=== STUDY TEXT ===
=== Begin Enclosure ===

According to Bauer,15 the estimated prevalence of adults with chronic tinnitus varies between 6% and 20%. Of these, between 1% and 3% suffer disabling tinnitus that interferes with their quality of life. The genesis of tinnitus is explained as a negative consequence of neural plasticity of the central nervous system after a peripheral aggression.

Scientific evidence has shown that reorganisation processes take place in the auditory cortex after suffering tinnitus associated to sensorineural hearing loss, as well as an overstimulation of certain tonotopic cortical areas. Herraiz et al.16 found that acoustic rehabilitation reduced the impact of this reorganisation and improved tinnitus.

Numerous studies support the suppression or improvement of tinnitus after cochlear implantation.2, 3, 4, 17, 18, 19 On average, between 60% and 90% of tinnitus cases in implanted patients with hearing loss show an improvement in perception, which sometimes even reaches its disappearance. This effect may persist for a certain time after switching off the processor, probably in relation to residual inhibition.20 Moreover, in some patients electrical stimulation of the auditory pathway succeeds in improving or even suppressing contralateral tinnitus.19, 21

In our study, we observed a suppression of tinnitus in 2 patients (20%), whereas 8 experienced an improvement in its perception (80%). In connection with the score obtained on the THI, there was a reduction from 72.1% in the preoperative period to 14.3% in the 3 postoperative months.

=== End Enclosure ===

Entries taken from a collection
=== Begin Enclosure ===

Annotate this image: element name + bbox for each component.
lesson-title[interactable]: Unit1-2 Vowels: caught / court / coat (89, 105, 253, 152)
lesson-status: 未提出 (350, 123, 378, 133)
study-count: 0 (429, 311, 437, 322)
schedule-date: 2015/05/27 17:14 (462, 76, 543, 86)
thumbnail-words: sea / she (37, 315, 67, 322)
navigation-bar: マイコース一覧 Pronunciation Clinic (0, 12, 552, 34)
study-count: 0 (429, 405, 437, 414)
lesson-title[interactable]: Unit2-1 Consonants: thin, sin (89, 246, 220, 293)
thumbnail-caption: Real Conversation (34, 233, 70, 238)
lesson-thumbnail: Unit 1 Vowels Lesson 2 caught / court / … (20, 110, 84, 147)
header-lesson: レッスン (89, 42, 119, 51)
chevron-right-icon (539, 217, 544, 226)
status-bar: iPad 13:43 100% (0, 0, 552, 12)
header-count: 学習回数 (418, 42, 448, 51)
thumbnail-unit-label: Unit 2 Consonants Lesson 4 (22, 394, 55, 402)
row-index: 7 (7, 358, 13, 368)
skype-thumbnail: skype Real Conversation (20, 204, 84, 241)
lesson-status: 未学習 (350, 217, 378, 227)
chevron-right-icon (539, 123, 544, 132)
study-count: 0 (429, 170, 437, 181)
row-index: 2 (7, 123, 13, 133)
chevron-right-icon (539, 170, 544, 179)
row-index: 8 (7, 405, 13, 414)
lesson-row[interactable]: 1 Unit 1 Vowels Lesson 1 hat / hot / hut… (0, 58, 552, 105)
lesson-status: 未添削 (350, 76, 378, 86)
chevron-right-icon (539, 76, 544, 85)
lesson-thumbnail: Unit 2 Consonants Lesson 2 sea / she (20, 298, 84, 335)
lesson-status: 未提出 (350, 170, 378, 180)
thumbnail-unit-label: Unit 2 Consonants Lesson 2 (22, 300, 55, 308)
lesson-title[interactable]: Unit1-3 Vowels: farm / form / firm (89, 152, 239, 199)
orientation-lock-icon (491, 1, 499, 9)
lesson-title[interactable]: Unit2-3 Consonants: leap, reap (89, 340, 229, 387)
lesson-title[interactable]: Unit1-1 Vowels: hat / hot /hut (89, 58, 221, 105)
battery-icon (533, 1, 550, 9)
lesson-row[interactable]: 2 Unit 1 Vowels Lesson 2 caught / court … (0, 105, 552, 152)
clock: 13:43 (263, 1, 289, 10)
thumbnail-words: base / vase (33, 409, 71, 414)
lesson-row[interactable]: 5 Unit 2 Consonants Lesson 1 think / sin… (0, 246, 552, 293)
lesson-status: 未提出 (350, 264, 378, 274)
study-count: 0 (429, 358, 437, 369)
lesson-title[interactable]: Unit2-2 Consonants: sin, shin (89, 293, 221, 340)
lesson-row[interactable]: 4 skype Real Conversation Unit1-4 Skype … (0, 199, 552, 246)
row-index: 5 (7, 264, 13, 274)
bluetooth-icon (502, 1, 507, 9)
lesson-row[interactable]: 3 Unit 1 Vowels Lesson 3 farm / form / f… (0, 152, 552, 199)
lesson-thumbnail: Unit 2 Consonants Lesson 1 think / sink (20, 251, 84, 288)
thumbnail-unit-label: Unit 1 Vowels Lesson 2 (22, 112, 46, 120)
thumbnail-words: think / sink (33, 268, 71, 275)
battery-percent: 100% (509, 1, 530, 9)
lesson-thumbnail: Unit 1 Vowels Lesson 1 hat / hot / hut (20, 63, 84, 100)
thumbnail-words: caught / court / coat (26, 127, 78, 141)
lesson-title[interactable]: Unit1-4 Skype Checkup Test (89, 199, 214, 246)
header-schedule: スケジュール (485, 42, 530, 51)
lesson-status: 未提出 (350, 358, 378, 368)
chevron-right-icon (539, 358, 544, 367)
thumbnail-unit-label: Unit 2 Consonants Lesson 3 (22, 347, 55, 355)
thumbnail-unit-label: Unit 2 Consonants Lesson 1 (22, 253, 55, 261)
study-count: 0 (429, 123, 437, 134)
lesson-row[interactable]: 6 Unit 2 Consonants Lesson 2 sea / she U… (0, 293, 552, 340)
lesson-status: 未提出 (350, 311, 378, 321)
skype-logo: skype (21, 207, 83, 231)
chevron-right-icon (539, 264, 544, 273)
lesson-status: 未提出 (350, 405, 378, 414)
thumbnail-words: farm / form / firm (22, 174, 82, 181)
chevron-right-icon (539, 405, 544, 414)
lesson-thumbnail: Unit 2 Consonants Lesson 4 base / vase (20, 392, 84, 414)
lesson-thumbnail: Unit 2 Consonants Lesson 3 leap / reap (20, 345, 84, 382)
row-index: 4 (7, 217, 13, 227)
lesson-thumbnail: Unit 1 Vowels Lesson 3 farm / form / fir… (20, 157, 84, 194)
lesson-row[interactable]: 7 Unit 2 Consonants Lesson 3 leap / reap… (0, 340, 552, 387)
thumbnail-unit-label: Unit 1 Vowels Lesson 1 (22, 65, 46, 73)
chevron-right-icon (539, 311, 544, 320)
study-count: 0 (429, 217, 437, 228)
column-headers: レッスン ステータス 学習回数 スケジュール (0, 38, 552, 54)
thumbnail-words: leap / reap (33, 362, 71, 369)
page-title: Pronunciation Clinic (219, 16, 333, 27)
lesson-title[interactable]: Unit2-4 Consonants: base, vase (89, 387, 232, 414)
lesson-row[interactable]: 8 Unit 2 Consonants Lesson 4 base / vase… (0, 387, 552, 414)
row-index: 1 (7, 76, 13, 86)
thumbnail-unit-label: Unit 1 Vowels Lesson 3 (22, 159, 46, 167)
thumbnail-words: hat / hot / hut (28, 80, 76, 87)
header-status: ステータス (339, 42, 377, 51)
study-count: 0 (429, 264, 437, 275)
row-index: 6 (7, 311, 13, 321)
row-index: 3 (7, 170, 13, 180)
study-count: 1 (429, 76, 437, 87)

=== End Enclosure ===

=== PROBLEM DETAILS ===
Update everything in the tinnitus text from "Scientific evidence has" down to "and improved tinnitus." so that "acoustic rehabilitation" reads "sound therapy" instead, and give that stretch back in full. Rely only on the tinnitus text for what follows, not on the rows.

=== WRITTEN SOLUTION ===
Scientific evidence has shown that reorganisation processes take place in the auditory cortex after suffering tinnitus associated to sensorineural hearing loss, as well as an overstimulation of certain tonotopic cortical areas. Herraiz et al.16 found that sound therapy reduced the impact of this reorganisation and improved tinnitus.